-- DATASET RECORDS start --
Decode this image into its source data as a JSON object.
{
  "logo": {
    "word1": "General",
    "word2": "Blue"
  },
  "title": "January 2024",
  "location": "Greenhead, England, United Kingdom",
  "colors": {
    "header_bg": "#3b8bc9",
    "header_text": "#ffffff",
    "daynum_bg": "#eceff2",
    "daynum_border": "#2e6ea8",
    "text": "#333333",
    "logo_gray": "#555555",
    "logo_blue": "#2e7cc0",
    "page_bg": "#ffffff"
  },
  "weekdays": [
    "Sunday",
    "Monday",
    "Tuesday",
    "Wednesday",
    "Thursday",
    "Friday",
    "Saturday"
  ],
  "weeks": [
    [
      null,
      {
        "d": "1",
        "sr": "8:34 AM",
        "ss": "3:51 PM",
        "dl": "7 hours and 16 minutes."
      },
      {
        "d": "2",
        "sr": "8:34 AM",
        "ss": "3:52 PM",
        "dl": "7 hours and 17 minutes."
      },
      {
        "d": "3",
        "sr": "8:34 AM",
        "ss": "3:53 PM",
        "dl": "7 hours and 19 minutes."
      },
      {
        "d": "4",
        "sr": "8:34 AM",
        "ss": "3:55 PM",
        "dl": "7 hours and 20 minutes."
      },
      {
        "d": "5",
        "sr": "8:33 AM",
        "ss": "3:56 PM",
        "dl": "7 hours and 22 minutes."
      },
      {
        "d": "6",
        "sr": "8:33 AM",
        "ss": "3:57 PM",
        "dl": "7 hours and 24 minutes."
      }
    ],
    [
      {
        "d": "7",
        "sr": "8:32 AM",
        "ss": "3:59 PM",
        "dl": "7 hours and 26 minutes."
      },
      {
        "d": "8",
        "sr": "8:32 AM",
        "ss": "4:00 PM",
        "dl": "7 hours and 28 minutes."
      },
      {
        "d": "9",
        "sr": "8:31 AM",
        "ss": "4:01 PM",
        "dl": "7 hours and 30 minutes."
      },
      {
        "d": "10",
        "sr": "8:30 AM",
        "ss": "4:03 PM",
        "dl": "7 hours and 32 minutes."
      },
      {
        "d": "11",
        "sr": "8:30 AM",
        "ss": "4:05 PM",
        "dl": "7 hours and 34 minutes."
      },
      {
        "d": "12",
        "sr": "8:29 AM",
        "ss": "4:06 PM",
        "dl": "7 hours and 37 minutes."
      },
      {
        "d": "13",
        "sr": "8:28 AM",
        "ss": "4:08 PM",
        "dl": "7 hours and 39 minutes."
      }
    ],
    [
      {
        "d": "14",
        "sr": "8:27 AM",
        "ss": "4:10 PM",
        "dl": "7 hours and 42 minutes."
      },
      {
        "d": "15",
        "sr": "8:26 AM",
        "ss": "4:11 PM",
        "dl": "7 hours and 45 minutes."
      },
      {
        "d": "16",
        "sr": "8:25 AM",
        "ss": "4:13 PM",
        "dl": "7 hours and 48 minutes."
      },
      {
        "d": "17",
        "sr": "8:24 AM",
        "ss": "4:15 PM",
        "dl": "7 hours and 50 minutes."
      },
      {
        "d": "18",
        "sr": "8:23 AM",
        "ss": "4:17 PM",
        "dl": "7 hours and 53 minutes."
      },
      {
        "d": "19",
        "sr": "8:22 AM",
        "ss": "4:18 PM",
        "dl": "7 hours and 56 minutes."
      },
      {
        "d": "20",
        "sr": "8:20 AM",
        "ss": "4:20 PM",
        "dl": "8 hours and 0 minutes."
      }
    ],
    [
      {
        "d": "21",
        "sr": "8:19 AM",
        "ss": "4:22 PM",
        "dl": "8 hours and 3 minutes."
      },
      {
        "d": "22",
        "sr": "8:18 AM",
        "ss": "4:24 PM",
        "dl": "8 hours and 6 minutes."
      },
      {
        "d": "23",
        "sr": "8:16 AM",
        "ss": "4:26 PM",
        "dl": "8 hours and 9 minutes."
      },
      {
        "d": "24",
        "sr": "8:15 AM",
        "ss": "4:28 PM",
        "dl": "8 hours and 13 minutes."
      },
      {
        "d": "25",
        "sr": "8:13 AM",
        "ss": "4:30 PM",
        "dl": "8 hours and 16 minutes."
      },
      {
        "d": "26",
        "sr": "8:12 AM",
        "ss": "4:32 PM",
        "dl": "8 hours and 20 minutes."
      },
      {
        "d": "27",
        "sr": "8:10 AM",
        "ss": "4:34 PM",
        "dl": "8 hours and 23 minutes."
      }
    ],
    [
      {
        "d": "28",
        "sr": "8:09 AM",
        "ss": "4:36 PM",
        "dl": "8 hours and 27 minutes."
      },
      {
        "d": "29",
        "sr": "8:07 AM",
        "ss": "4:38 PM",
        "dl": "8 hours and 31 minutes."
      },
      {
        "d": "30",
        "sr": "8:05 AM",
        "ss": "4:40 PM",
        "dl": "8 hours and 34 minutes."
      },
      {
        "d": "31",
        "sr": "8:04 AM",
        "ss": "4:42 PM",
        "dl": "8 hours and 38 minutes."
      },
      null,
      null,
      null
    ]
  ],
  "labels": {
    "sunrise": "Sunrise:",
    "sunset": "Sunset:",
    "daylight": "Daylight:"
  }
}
-- DATASET RECORDS end --
### WHAT YOU ARE ASKED TO DO
Copy out the full listing exactly.

### EXERCISE RESULT
Decode this image into its source data as a JSON object.
{
  "logo": {
    "word1": "General",
    "word2": "Blue"
  },
  "title": "January 2024",
  "location": "Greenhead, England, United Kingdom",
  "colors": {
    "header_bg": "#3b8bc9",
    "header_text": "#ffffff",
    "daynum_bg": "#eceff2",
    "daynum_border": "#2e6ea8",
    "text": "#333333",
    "logo_gray": "#555555",
    "logo_blue": "#2e7cc0",
    "page_bg": "#ffffff"
  },
  "weekdays": [
    "Sunday",
    "Monday",
    "Tuesday",
    "Wednesday",
    "Thursday",
    "Friday",
    "Saturday"
  ],
  "weeks": [
    [
      null,
      {
        "d": "1",
        "sr": "8:34 AM",
        "ss": "3:51 PM",
        "dl": "7 hours and 16 minutes."
      },
      {
        "d": "2",
        "sr": "8:34 AM",
        "ss": "3:52 PM",
        "dl": "7 hours and 17 minutes."
      },
      {
        "d": "3",
        "sr": "8:34 AM",
        "ss": "3:53 PM",
        "dl": "7 hours and 19 minutes."
      },
      {
        "d": "4",
        "sr": "8:34 AM",
        "ss": "3:55 PM",
        "dl": "7 hours and 20 minutes."
      },
      {
        "d": "5",
        "sr": "8:33 AM",
        "ss": "3:56 PM",
        "dl": "7 hours and 22 minutes."
      },
      {
        "d": "6",
        "sr": "8:33 AM",
        "ss": "3:57 PM",
        "dl": "7 hours and 24 minutes."
      }
    ],
    [
      {
        "d": "7",
        "sr": "8:32 AM",
        "ss": "3:59 PM",
        "dl": "7 hours and 26 minutes."
      },
      {
        "d": "8",
        "sr": "8:32 AM",
        "ss": "4:00 PM",
        "dl": "7 hours and 28 minutes."
      },
      {
        "d": "9",
        "sr": "8:31 AM",
        "ss": "4:01 PM",
        "dl": "7 hours and 30 minutes."
      },
      {
        "d": "10",
        "sr": "8:30 AM",
        "ss": "4:03 PM",
        "dl": "7 hours and 32 minutes."
      },
      {
        "d": "11",
        "sr": "8:30 AM",
        "ss": "4:05 PM",
        "dl": "7 hours and 34 minutes."
      },
      {
        "d": "12",
        "sr": "8:29 AM",
        "ss": "4:06 PM",
        "dl": "7 hours and 37 minutes."
      },
      {
        "d": "13",
        "sr": "8:28 AM",
        "ss": "4:08 PM",
        "dl": "7 hours and 39 minutes."
      }
    ],
    [
      {
        "d": "14",
        "sr": "8:27 AM",
        "ss": "4:10 PM",
        "dl": "7 hours and 42 minutes."
      },
      {
        "d": "15",
        "sr": "8:26 AM",
        "ss": "4:11 PM",
        "dl": "7 hours and 45 minutes."
      },
      {
        "d": "16",
        "sr": "8:25 AM",
        "ss": "4:13 PM",
        "dl": "7 hours and 48 minutes."
      },
      {
        "d": "17",
        "sr": "8:24 AM",
        "ss": "4:15 PM",
        "dl": "7 hours and 50 minutes."
      },
      {
        "d": "18",
        "sr": "8:23 AM",
        "ss": "4:17 PM",
        "dl": "7 hours and 53 minutes."
      },
      {
        "d": "19",
        "sr": "8:22 AM",
        "ss": "4:18 PM",
        "dl": "7 hours and 56 minutes."
      },
      {
        "d": "20",
        "sr": "8:20 AM",
        "ss": "4:20 PM",
        "dl": "8 hours and 0 minutes."
      }
    ],
    [
      {
        "d": "21",
        "sr": "8:19 AM",
        "ss": "4:22 PM",
        "dl": "8 hours and 3 minutes."
      },
      {
        "d": "22",
        "sr": "8:18 AM",
        "ss": "4:24 PM",
        "dl": "8 hours and 6 minutes."
      },
      {
        "d": "23",
        "sr": "8:16 AM",
        "ss": "4:26 PM",
        "dl": "8 hours and 9 minutes."
      },
      {
        "d": "24",
        "sr": "8:15 AM",
        "ss": "4:28 PM",
        "dl": "8 hours and 13 minutes."
      },
      {
        "d": "25",
        "sr": "8:13 AM",
        "ss": "4:30 PM",
        "dl": "8 hours and 16 minutes."
      },
      {
        "d": "26",
        "sr": "8:12 AM",
        "ss": "4:32 PM",
        "dl": "8 hours and 20 minutes."
      },
      {
        "d": "27",
        "sr": "8:10 AM",
        "ss": "4:34 PM",
        "dl": "8 hours and 23 minutes."
      }
    ],
    [
      {
        "d": "28",
        "sr": "8:09 AM",
        "ss": "4:36 PM",
        "dl": "8 hours and 27 minutes."
      },
      {
        "d": "29",
        "sr": "8:07 AM",
        "ss": "4:38 PM",
        "dl": "8 hours and 31 minutes."
      },
      {
        "d": "30",
        "sr": "8:05 AM",
        "ss": "4:40 PM",
        "dl": "8 hours and 34 minutes."
      },
      {
        "d": "31",
        "sr": "8:04 AM",
        "ss": "4:42 PM",
        "dl": "8 hours and 38 minutes."
      },
      null,
      null,
      null
    ]
  ],
  "labels": {
    "sunrise": "Sunrise:",
    "sunset": "Sunset:",
    "daylight": "Daylight:"
  }
}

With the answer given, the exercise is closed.